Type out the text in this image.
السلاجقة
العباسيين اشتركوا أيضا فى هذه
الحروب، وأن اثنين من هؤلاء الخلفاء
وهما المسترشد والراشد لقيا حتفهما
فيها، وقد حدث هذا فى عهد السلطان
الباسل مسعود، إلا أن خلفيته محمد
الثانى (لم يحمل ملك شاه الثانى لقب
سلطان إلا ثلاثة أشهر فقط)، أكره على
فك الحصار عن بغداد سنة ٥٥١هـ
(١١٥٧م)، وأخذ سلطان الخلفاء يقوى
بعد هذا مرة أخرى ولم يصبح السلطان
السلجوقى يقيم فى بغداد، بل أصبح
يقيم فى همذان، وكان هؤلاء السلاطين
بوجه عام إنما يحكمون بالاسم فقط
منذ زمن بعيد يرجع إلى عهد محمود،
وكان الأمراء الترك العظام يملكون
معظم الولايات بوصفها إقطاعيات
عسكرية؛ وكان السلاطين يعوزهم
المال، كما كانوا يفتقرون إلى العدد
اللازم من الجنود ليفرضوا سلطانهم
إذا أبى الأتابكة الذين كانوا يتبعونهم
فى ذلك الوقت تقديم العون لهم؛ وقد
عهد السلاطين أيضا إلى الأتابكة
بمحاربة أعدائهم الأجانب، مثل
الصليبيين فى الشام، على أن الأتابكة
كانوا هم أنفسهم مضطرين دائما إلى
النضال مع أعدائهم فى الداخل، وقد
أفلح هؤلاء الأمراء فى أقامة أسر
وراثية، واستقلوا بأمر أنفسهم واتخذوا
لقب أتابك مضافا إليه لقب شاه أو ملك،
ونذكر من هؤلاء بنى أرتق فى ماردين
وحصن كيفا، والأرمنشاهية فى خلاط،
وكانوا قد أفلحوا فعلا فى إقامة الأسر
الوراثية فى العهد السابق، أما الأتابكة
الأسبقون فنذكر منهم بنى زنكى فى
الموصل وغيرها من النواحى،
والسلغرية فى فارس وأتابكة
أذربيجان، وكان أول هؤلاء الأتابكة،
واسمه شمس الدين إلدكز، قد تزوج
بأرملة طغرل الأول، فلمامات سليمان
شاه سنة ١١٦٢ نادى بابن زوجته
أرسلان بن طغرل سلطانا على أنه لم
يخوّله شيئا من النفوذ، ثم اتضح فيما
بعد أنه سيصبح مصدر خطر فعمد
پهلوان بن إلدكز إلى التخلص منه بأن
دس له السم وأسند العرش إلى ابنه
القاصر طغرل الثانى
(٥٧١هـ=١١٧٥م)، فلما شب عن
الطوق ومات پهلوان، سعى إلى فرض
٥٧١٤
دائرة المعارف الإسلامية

■ ■ ■ ■

Task to complete:
Send back all of the entries exactly, with nothing missing.

Full response:
Type out the text in this image.
السلاجقة
العباسيين اشتركوا أيضا فى هذه
الحروب، وأن اثنين من هؤلاء الخلفاء
وهما المسترشد والراشد لقيا حتفهما
فيها، وقد حدث هذا فى عهد السلطان
الباسل مسعود، إلا أن خلفيته محمد
الثانى (لم يحمل ملك شاه الثانى لقب
سلطان إلا ثلاثة أشهر فقط)، أكره على
فك الحصار عن بغداد سنة ٥٥١هـ
(١١٥٧م)، وأخذ سلطان الخلفاء يقوى
بعد هذا مرة أخرى ولم يصبح السلطان
السلجوقى يقيم فى بغداد، بل أصبح
يقيم فى همذان، وكان هؤلاء السلاطين
بوجه عام إنما يحكمون بالاسم فقط
منذ زمن بعيد يرجع إلى عهد محمود،
وكان الأمراء الترك العظام يملكون
معظم الولايات بوصفها إقطاعيات
عسكرية؛ وكان السلاطين يعوزهم
المال، كما كانوا يفتقرون إلى العدد
اللازم من الجنود ليفرضوا سلطانهم
إذا أبى الأتابكة الذين كانوا يتبعونهم
فى ذلك الوقت تقديم العون لهم؛ وقد
عهد السلاطين أيضا إلى الأتابكة
بمحاربة أعدائهم الأجانب، مثل
الصليبيين فى الشام، على أن الأتابكة
كانوا هم أنفسهم مضطرين دائما إلى
النضال مع أعدائهم فى الداخل، وقد
أفلح هؤلاء الأمراء فى أقامة أسر
وراثية، واستقلوا بأمر أنفسهم واتخذوا
لقب أتابك مضافا إليه لقب شاه أو ملك،
ونذكر من هؤلاء بنى أرتق فى ماردين
وحصن كيفا، والأرمنشاهية فى خلاط،
وكانوا قد أفلحوا فعلا فى إقامة الأسر
الوراثية فى العهد السابق، أما الأتابكة
الأسبقون فنذكر منهم بنى زنكى فى
الموصل وغيرها من النواحى،
والسلغرية فى فارس وأتابكة
أذربيجان، وكان أول هؤلاء الأتابكة،
واسمه شمس الدين إلدكز، قد تزوج
بأرملة طغرل الأول، فلمامات سليمان
شاه سنة ١١٦٢ نادى بابن زوجته
أرسلان بن طغرل سلطانا على أنه لم
يخوّله شيئا من النفوذ، ثم اتضح فيما
بعد أنه سيصبح مصدر خطر فعمد
پهلوان بن إلدكز إلى التخلص منه بأن
دس له السم وأسند العرش إلى ابنه
القاصر طغرل الثانى
(٥٧١هـ=١١٧٥م)، فلما شب عن
الطوق ومات پهلوان، سعى إلى فرض
٥٧١٤
دائرة المعارف الإسلامية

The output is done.